> _Brief_
Go through the material and pull out every line with the string "értelme" in it.

> _Entries provided_
****
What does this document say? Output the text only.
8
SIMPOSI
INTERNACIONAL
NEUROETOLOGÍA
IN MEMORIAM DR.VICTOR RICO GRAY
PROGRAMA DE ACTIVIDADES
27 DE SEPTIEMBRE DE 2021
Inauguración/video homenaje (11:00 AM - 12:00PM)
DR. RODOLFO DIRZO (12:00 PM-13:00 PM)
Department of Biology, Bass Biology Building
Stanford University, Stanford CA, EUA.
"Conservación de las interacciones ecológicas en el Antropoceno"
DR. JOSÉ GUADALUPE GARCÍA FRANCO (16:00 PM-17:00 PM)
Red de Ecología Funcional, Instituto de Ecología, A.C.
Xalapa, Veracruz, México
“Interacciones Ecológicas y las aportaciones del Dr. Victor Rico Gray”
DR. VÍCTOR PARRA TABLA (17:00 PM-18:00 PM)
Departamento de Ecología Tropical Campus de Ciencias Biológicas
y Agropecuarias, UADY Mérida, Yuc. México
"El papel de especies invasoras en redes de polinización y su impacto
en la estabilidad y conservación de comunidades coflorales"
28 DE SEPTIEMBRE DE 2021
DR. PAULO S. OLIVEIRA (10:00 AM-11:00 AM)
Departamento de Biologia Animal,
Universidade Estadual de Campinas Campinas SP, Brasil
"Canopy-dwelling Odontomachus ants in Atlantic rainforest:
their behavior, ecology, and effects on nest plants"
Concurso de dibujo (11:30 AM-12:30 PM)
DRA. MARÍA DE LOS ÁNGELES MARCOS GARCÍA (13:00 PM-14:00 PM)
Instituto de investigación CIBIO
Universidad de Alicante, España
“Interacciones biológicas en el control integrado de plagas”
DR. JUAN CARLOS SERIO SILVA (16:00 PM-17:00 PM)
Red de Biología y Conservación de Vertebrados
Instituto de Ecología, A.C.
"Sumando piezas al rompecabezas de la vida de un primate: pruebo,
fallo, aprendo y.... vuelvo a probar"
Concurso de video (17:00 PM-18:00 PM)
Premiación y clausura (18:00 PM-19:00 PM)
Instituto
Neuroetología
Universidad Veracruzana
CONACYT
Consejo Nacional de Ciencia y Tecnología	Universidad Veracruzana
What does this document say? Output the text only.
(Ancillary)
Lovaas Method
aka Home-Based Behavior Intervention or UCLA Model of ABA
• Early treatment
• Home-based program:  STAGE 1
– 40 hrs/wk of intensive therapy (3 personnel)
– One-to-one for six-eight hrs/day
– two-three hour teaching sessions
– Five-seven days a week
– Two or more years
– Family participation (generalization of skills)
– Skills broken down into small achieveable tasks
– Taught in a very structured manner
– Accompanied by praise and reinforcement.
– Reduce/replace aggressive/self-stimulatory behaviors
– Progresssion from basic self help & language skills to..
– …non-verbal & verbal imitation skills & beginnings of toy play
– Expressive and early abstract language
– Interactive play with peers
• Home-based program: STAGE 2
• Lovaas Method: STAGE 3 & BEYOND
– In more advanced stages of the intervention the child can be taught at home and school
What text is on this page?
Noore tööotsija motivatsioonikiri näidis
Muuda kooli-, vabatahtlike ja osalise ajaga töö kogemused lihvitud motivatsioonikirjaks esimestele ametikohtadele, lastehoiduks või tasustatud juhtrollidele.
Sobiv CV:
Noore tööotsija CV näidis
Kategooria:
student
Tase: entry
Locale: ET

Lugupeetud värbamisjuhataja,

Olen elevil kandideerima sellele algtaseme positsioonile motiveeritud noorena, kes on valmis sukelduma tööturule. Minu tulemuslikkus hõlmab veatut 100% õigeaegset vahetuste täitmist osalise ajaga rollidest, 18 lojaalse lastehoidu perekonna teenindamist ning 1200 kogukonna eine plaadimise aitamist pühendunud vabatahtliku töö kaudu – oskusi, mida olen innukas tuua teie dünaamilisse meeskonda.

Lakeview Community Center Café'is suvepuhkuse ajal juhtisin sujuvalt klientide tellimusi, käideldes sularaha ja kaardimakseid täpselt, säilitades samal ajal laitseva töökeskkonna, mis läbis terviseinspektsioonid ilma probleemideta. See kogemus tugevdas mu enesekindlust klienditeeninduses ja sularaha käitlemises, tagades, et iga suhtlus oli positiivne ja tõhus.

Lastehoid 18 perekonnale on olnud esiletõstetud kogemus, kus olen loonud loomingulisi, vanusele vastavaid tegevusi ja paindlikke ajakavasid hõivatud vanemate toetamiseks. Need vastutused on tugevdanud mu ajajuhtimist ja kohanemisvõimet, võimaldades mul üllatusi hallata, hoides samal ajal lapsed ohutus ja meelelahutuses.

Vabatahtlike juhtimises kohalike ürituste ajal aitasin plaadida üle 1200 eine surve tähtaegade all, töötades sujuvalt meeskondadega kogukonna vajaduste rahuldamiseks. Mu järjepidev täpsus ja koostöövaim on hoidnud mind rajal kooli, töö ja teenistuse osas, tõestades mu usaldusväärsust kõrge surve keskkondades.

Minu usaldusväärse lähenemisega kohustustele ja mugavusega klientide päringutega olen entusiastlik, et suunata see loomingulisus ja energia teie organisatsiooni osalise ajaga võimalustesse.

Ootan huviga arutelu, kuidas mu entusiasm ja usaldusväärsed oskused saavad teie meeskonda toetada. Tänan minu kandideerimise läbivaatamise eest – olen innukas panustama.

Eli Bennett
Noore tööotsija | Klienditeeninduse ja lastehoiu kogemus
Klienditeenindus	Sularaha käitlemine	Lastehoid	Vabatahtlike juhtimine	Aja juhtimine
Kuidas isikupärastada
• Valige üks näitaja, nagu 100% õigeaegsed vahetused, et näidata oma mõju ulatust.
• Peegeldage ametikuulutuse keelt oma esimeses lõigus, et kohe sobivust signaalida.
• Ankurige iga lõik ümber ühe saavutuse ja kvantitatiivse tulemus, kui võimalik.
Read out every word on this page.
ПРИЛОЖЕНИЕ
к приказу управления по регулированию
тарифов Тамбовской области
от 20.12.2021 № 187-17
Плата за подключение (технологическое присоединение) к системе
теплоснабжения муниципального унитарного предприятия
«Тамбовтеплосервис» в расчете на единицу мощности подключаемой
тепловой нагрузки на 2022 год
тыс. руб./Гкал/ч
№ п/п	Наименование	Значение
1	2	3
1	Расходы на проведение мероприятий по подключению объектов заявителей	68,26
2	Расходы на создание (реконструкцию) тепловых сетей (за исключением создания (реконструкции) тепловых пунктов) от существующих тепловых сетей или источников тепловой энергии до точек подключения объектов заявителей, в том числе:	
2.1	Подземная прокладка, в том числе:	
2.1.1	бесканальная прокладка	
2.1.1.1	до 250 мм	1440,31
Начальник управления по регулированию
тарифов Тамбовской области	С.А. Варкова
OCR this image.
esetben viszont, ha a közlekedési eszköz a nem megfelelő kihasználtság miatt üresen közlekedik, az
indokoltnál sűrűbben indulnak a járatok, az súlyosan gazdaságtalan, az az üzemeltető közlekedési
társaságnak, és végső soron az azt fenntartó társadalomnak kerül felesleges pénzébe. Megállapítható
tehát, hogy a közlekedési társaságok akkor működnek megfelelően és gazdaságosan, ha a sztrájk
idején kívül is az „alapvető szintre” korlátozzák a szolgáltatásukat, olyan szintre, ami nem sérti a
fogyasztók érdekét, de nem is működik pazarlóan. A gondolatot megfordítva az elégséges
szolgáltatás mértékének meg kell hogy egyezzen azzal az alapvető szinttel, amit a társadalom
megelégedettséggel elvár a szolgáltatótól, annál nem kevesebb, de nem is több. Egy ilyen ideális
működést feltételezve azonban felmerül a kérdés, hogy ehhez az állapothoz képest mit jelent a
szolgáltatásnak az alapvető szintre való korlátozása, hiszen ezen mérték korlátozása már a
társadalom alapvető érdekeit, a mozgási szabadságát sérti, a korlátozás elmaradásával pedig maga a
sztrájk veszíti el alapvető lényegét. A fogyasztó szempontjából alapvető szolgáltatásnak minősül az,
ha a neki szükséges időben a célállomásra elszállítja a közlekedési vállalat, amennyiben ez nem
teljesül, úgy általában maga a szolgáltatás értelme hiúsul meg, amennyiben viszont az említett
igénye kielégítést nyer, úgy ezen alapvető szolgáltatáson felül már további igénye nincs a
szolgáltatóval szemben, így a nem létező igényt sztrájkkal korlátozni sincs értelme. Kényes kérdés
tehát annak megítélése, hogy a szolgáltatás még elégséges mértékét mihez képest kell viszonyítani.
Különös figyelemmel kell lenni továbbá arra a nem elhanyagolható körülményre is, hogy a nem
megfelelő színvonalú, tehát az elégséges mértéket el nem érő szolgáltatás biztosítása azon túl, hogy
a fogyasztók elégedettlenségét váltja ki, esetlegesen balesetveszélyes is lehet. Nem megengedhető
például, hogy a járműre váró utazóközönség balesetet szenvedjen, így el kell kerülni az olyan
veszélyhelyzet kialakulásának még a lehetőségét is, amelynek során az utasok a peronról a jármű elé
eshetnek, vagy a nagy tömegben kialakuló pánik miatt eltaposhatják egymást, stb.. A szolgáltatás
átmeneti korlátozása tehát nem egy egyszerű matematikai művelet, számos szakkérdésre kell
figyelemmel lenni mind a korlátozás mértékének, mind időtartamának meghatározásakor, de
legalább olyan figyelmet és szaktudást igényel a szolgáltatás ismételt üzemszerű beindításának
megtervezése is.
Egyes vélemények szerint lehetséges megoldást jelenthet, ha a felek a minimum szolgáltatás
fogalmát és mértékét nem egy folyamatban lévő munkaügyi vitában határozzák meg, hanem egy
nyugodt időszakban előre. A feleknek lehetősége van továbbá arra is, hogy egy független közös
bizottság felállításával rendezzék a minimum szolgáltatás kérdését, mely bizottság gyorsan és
****
> _Output of the task_
teljesül, úgy általában maga a szolgáltatás értelme hiúsul meg, amennyiben viszont az említett
szolgáltatóval szemben, így a nem létező igényt sztrájkkal korlátozni sincs értelme. Kényes kérdés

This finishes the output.